___ Supplied data

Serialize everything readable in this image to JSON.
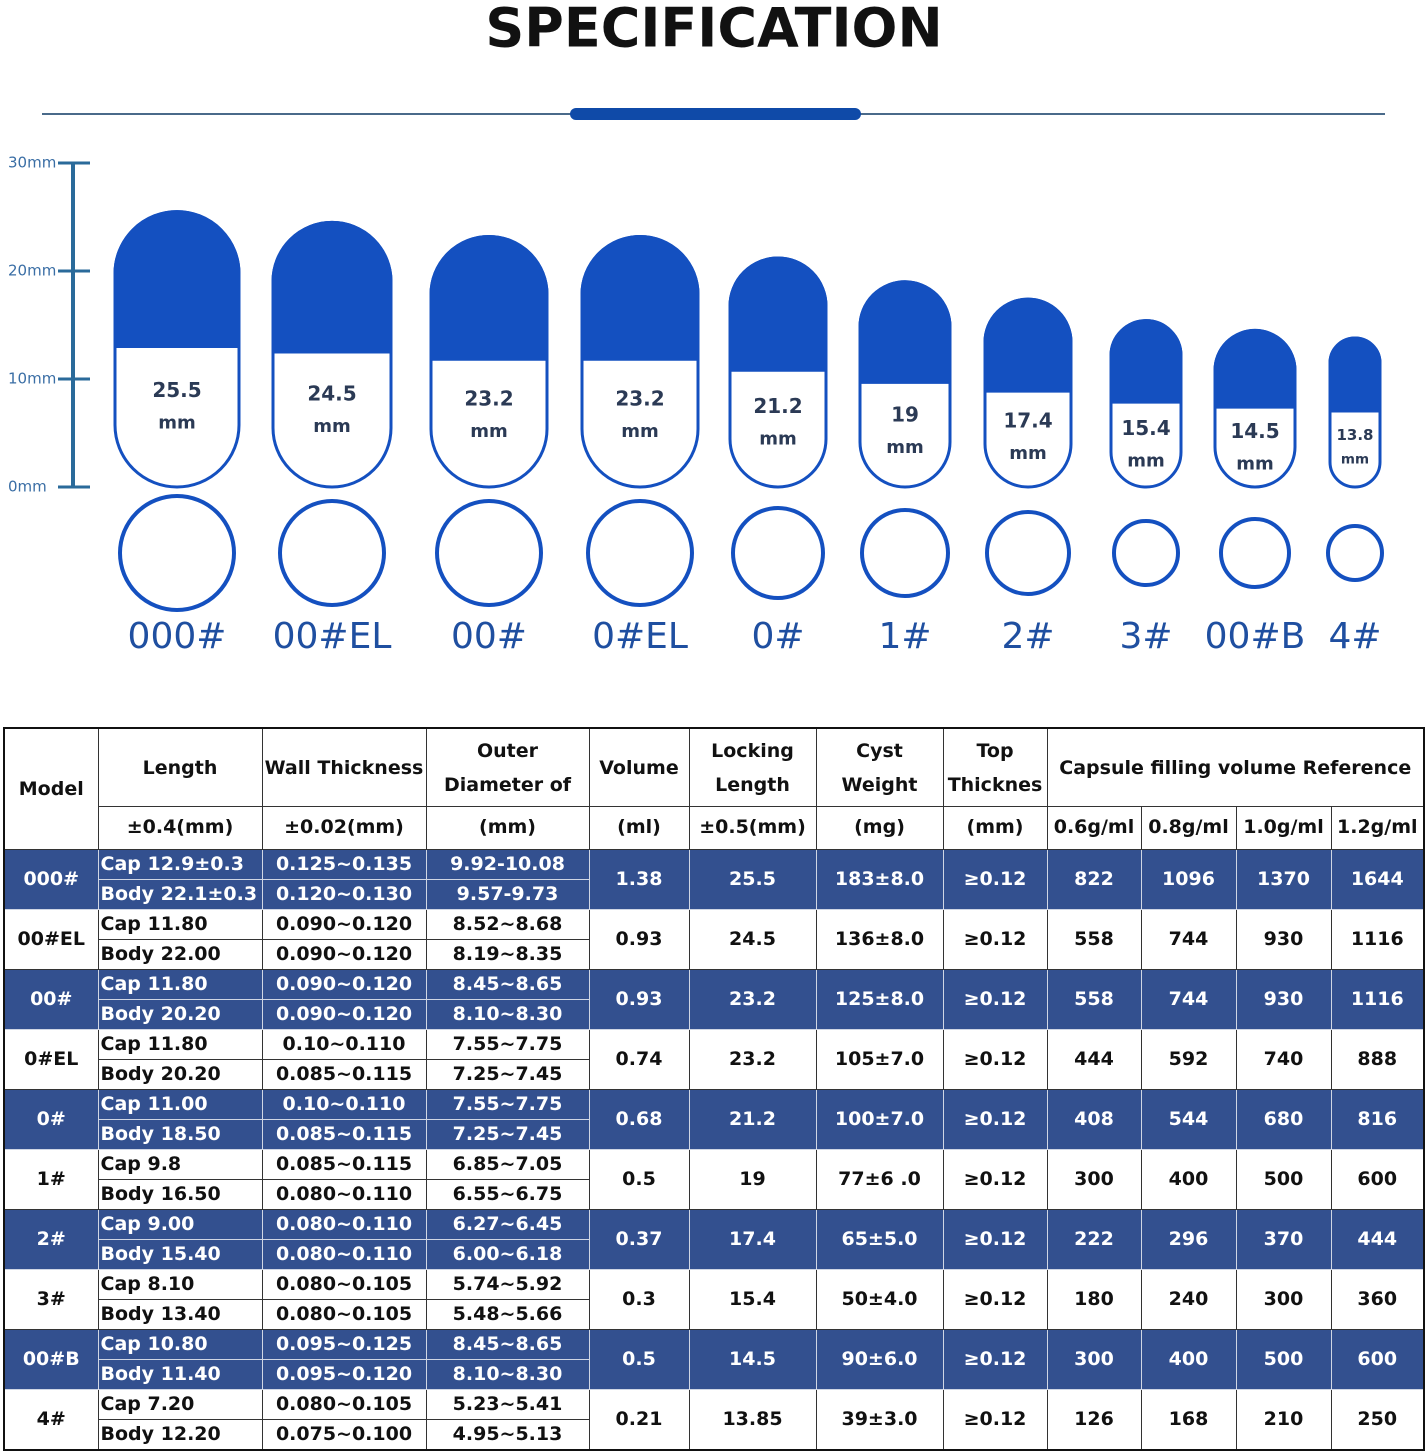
{
  "header": {
    "title": "SPECIFICATION"
  },
  "scale": [
    {
      "value": 30,
      "label": "30mm"
    },
    {
      "value": 20,
      "label": "20mm"
    },
    {
      "value": 10,
      "label": "10mm"
    },
    {
      "value": 0,
      "label": "0mm"
    }
  ],
  "capsules": [
    {
      "length": 25.5,
      "unit": "mm",
      "model": "000#"
    },
    {
      "length": 24.5,
      "unit": "mm",
      "model": "00#EL"
    },
    {
      "length": 23.2,
      "unit": "mm",
      "model": "00#"
    },
    {
      "length": 23.2,
      "unit": "mm",
      "model": "0#EL"
    },
    {
      "length": 21.2,
      "unit": "mm",
      "model": "0#"
    },
    {
      "length": 19,
      "unit": "mm",
      "model": "1#"
    },
    {
      "length": 17.4,
      "unit": "mm",
      "model": "2#"
    },
    {
      "length": 15.4,
      "unit": "mm",
      "model": "3#"
    },
    {
      "length": 14.5,
      "unit": "mm",
      "model": "00#B"
    },
    {
      "length": 13.8,
      "unit": "mm",
      "model": "4#"
    }
  ],
  "table": {
    "columns": [
      "Model",
      "Length",
      "Wall Thickness",
      "Outer Diameter of",
      "Volume",
      "Locking Length",
      "Cyst Weight",
      "Top Thicknes",
      "Capsule filling volume Reference"
    ],
    "units": [
      "±0.4(mm)",
      "±0.02(mm)",
      "(mm)",
      "(ml)",
      "±0.5(mm)",
      "(mg)",
      "(mm)",
      "0.6g/ml",
      "0.8g/ml",
      "1.0g/ml",
      "1.2g/ml"
    ],
    "groups": [
      {
        "model": "000#",
        "cap": [
          "Cap 12.9±0.3",
          "0.125~0.135",
          "9.92-10.08"
        ],
        "body": [
          "Body 22.1±0.3",
          "0.120~0.130",
          "9.57-9.73"
        ],
        "values": [
          "1.38",
          "25.5",
          "183±8.0",
          "≥0.12",
          "822",
          "1096",
          "1370",
          "1644"
        ]
      },
      {
        "model": "00#EL",
        "cap": [
          "Cap 11.80",
          "0.090~0.120",
          "8.52~8.68"
        ],
        "body": [
          "Body 22.00",
          "0.090~0.120",
          "8.19~8.35"
        ],
        "values": [
          "0.93",
          "24.5",
          "136±8.0",
          "≥0.12",
          "558",
          "744",
          "930",
          "1116"
        ]
      },
      {
        "model": "00#",
        "cap": [
          "Cap 11.80",
          "0.090~0.120",
          "8.45~8.65"
        ],
        "body": [
          "Body 20.20",
          "0.090~0.120",
          "8.10~8.30"
        ],
        "values": [
          "0.93",
          "23.2",
          "125±8.0",
          "≥0.12",
          "558",
          "744",
          "930",
          "1116"
        ]
      },
      {
        "model": "0#EL",
        "cap": [
          "Cap 11.80",
          "0.10~0.110",
          "7.55~7.75"
        ],
        "body": [
          "Body 20.20",
          "0.085~0.115",
          "7.25~7.45"
        ],
        "values": [
          "0.74",
          "23.2",
          "105±7.0",
          "≥0.12",
          "444",
          "592",
          "740",
          "888"
        ]
      },
      {
        "model": "0#",
        "cap": [
          "Cap 11.00",
          "0.10~0.110",
          "7.55~7.75"
        ],
        "body": [
          "Body 18.50",
          "0.085~0.115",
          "7.25~7.45"
        ],
        "values": [
          "0.68",
          "21.2",
          "100±7.0",
          "≥0.12",
          "408",
          "544",
          "680",
          "816"
        ]
      },
      {
        "model": "1#",
        "cap": [
          "Cap 9.8",
          "0.085~0.115",
          "6.85~7.05"
        ],
        "body": [
          "Body 16.50",
          "0.080~0.110",
          "6.55~6.75"
        ],
        "values": [
          "0.5",
          "19",
          "77±6 .0",
          "≥0.12",
          "300",
          "400",
          "500",
          "600"
        ]
      },
      {
        "model": "2#",
        "cap": [
          "Cap 9.00",
          "0.080~0.110",
          "6.27~6.45"
        ],
        "body": [
          "Body 15.40",
          "0.080~0.110",
          "6.00~6.18"
        ],
        "values": [
          "0.37",
          "17.4",
          "65±5.0",
          "≥0.12",
          "222",
          "296",
          "370",
          "444"
        ]
      },
      {
        "model": "3#",
        "cap": [
          "Cap 8.10",
          "0.080~0.105",
          "5.74~5.92"
        ],
        "body": [
          "Body 13.40",
          "0.080~0.105",
          "5.48~5.66"
        ],
        "values": [
          "0.3",
          "15.4",
          "50±4.0",
          "≥0.12",
          "180",
          "240",
          "300",
          "360"
        ]
      },
      {
        "model": "00#B",
        "cap": [
          "Cap 10.80",
          "0.095~0.125",
          "8.45~8.65"
        ],
        "body": [
          "Body 11.40",
          "0.095~0.120",
          "8.10~8.30"
        ],
        "values": [
          "0.5",
          "14.5",
          "90±6.0",
          "≥0.12",
          "300",
          "400",
          "500",
          "600"
        ]
      },
      {
        "model": "4#",
        "cap": [
          "Cap 7.20",
          "0.080~0.105",
          "5.23~5.41"
        ],
        "body": [
          "Body 12.20",
          "0.075~0.100",
          "4.95~5.13"
        ],
        "values": [
          "0.21",
          "13.85",
          "39±3.0",
          "≥0.12",
          "126",
          "168",
          "210",
          "250"
        ]
      }
    ]
  }
}
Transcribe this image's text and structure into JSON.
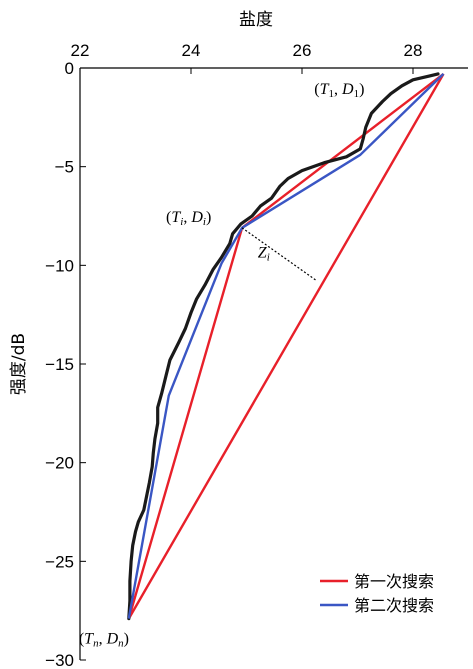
{
  "chart_data": {
    "type": "line",
    "xlabel": "盐度",
    "ylabel": "强度/dB",
    "xlim": [
      22,
      28.6
    ],
    "ylim": [
      -30,
      0
    ],
    "x_axis_position": "top",
    "x_ticks": [
      22,
      24,
      26,
      28
    ],
    "y_ticks": [
      0,
      -5,
      -10,
      -15,
      -20,
      -25,
      -30
    ],
    "grid": false,
    "legend_position": "bottom-right",
    "profile": {
      "color": "#1a1a1a",
      "points": [
        [
          28.45,
          -0.3
        ],
        [
          28.3,
          -0.4
        ],
        [
          28.0,
          -0.6
        ],
        [
          27.8,
          -0.9
        ],
        [
          27.6,
          -1.3
        ],
        [
          27.45,
          -1.7
        ],
        [
          27.25,
          -2.3
        ],
        [
          27.15,
          -3.0
        ],
        [
          27.1,
          -3.6
        ],
        [
          27.05,
          -4.1
        ],
        [
          26.8,
          -4.5
        ],
        [
          26.4,
          -4.8
        ],
        [
          26.0,
          -5.2
        ],
        [
          25.75,
          -5.6
        ],
        [
          25.6,
          -6.0
        ],
        [
          25.45,
          -6.6
        ],
        [
          25.25,
          -7.0
        ],
        [
          25.1,
          -7.5
        ],
        [
          24.9,
          -7.9
        ],
        [
          24.75,
          -8.4
        ],
        [
          24.7,
          -8.9
        ],
        [
          24.55,
          -9.6
        ],
        [
          24.4,
          -10.2
        ],
        [
          24.25,
          -11.0
        ],
        [
          24.1,
          -11.7
        ],
        [
          24.0,
          -12.4
        ],
        [
          23.9,
          -13.2
        ],
        [
          23.78,
          -13.9
        ],
        [
          23.62,
          -14.8
        ],
        [
          23.55,
          -15.6
        ],
        [
          23.47,
          -16.5
        ],
        [
          23.4,
          -17.2
        ],
        [
          23.4,
          -18.0
        ],
        [
          23.35,
          -18.8
        ],
        [
          23.32,
          -19.5
        ],
        [
          23.3,
          -20.2
        ],
        [
          23.25,
          -21.0
        ],
        [
          23.2,
          -21.7
        ],
        [
          23.15,
          -22.4
        ],
        [
          23.05,
          -23.0
        ],
        [
          23.0,
          -23.5
        ],
        [
          22.95,
          -24.2
        ],
        [
          22.92,
          -25.0
        ],
        [
          22.9,
          -26.0
        ],
        [
          22.9,
          -27.0
        ],
        [
          22.88,
          -27.9
        ]
      ]
    },
    "series": [
      {
        "name": "第一次搜索",
        "color": "#e8202a",
        "segments": [
          [
            [
              28.55,
              -0.3
            ],
            [
              24.92,
              -8.1
            ]
          ],
          [
            [
              28.55,
              -0.3
            ],
            [
              22.88,
              -27.9
            ]
          ],
          [
            [
              24.92,
              -8.1
            ],
            [
              22.88,
              -27.9
            ]
          ]
        ]
      },
      {
        "name": "第二次搜索",
        "color": "#3a56c4",
        "segments": [
          [
            [
              28.55,
              -0.3
            ],
            [
              27.05,
              -4.4
            ],
            [
              24.92,
              -8.1
            ],
            [
              24.55,
              -9.9
            ],
            [
              23.6,
              -16.6
            ],
            [
              22.88,
              -27.9
            ]
          ]
        ]
      }
    ],
    "perpendicular": {
      "from": [
        24.92,
        -8.1
      ],
      "to": [
        26.25,
        -10.75
      ],
      "style": "dotted"
    },
    "annotations": [
      {
        "label_parts": [
          "(",
          "T",
          "1",
          ", ",
          "D",
          "1",
          ")"
        ],
        "at": [
          28.42,
          -0.3
        ]
      },
      {
        "label_parts": [
          "(",
          "T",
          "i",
          ", ",
          "D",
          "i",
          ")"
        ],
        "at": [
          24.92,
          -8.1
        ]
      },
      {
        "label_parts": [
          "Z",
          "i"
        ],
        "at": [
          25.6,
          -9.2
        ]
      },
      {
        "label_parts": [
          "(",
          "T",
          "n",
          ", ",
          "D",
          "n",
          ")"
        ],
        "at": [
          22.88,
          -27.9
        ]
      }
    ]
  }
}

______

> **Stated task**
Give only the number of lines in the records that include the word "this".

> **Answer in full**
2